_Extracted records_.
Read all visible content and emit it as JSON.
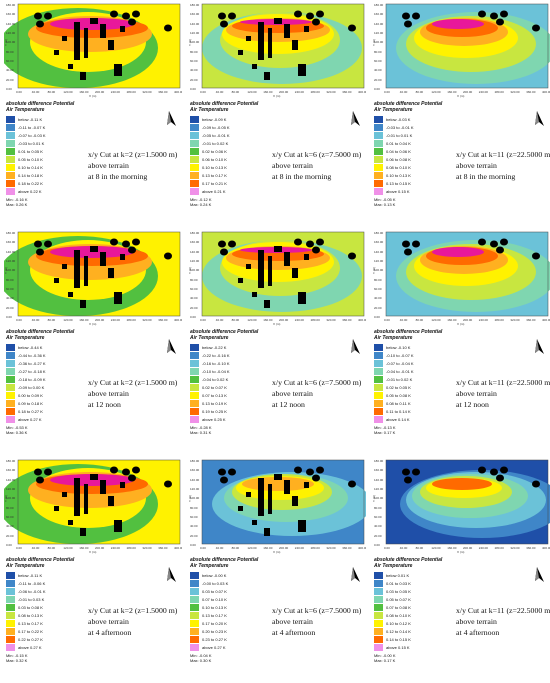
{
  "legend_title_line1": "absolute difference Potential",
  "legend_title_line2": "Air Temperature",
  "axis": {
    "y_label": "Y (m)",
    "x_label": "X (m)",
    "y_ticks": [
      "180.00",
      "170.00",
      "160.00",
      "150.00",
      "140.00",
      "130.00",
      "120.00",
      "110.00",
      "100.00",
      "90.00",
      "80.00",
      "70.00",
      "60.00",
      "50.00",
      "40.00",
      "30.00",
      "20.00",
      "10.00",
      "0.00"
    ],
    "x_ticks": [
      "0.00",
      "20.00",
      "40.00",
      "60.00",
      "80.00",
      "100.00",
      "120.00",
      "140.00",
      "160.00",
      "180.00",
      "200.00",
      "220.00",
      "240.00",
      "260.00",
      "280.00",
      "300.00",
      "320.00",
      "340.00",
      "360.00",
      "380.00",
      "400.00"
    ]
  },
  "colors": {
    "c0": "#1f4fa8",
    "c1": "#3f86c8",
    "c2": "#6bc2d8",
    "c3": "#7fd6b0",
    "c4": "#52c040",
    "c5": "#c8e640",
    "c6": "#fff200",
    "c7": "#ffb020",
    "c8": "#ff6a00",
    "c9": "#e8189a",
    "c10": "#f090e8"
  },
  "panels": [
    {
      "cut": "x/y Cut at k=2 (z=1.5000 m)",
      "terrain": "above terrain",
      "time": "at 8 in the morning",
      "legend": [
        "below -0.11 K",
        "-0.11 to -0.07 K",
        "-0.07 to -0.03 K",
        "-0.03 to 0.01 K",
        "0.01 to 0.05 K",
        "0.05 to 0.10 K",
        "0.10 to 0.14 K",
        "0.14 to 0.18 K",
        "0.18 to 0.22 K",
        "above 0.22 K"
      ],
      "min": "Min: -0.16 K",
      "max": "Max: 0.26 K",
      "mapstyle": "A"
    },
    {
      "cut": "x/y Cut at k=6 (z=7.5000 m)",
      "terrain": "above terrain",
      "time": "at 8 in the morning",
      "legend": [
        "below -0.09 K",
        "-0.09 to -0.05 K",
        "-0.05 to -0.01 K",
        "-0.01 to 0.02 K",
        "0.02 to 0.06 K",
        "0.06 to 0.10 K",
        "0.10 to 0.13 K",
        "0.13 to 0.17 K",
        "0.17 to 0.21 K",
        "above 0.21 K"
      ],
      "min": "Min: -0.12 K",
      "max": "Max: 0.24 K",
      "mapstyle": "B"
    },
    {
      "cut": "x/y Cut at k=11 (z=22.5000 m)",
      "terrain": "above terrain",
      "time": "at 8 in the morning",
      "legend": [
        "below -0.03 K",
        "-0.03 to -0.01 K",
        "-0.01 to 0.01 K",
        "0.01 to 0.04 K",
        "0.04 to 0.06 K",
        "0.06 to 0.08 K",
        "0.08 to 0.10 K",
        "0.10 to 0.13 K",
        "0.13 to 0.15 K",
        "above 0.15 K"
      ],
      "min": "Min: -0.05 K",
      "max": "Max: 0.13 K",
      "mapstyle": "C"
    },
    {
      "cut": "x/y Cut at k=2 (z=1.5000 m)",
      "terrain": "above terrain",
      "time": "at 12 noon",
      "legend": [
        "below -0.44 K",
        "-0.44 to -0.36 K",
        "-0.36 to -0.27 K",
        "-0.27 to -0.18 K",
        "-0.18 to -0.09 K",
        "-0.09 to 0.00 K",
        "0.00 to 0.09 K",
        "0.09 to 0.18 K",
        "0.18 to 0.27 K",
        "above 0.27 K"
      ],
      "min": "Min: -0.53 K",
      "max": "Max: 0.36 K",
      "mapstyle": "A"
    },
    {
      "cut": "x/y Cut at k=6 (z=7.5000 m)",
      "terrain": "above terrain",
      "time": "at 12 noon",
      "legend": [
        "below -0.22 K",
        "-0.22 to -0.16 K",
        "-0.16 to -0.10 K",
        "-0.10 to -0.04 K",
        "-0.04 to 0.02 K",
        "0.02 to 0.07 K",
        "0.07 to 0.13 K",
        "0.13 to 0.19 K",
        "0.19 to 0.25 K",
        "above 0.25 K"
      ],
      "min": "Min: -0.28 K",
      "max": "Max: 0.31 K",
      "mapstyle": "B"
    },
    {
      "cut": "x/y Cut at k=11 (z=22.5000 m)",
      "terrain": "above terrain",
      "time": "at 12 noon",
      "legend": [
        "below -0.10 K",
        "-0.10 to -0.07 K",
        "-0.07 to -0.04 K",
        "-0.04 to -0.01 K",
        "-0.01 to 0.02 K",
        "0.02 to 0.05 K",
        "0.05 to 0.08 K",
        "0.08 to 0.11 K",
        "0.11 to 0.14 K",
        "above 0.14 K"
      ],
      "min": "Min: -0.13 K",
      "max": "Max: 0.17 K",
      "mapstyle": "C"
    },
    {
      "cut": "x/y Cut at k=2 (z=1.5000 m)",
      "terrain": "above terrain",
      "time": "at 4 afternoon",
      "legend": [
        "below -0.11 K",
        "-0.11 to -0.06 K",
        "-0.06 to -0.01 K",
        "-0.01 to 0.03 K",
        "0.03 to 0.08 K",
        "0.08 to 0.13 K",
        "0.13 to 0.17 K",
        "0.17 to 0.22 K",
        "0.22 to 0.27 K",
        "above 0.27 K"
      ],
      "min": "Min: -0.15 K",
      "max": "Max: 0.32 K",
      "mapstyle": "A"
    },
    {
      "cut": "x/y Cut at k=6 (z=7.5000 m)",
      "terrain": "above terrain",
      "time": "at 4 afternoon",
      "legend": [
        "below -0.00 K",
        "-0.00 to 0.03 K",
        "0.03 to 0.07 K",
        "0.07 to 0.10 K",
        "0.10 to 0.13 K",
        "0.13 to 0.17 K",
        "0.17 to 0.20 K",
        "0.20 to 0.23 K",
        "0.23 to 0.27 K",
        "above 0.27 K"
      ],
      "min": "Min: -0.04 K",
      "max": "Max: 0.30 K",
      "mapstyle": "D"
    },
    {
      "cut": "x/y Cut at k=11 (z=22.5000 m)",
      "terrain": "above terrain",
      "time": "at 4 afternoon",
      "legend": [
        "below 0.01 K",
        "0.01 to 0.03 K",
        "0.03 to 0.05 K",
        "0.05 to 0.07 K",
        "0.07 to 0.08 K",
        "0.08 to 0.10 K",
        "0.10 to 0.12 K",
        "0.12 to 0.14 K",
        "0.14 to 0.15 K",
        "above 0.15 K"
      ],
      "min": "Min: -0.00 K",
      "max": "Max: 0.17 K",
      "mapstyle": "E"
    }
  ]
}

_EXERCISE GOAL_.
Read through the lines above and collect those that contain the string "below".

_COMPLETED TASK_.
        "below -0.11 K",
        "below -0.09 K",
        "below -0.03 K",
        "below -0.44 K",
        "below -0.22 K",
        "below -0.10 K",
        "below -0.11 K",
        "below -0.00 K",
        "below 0.01 K",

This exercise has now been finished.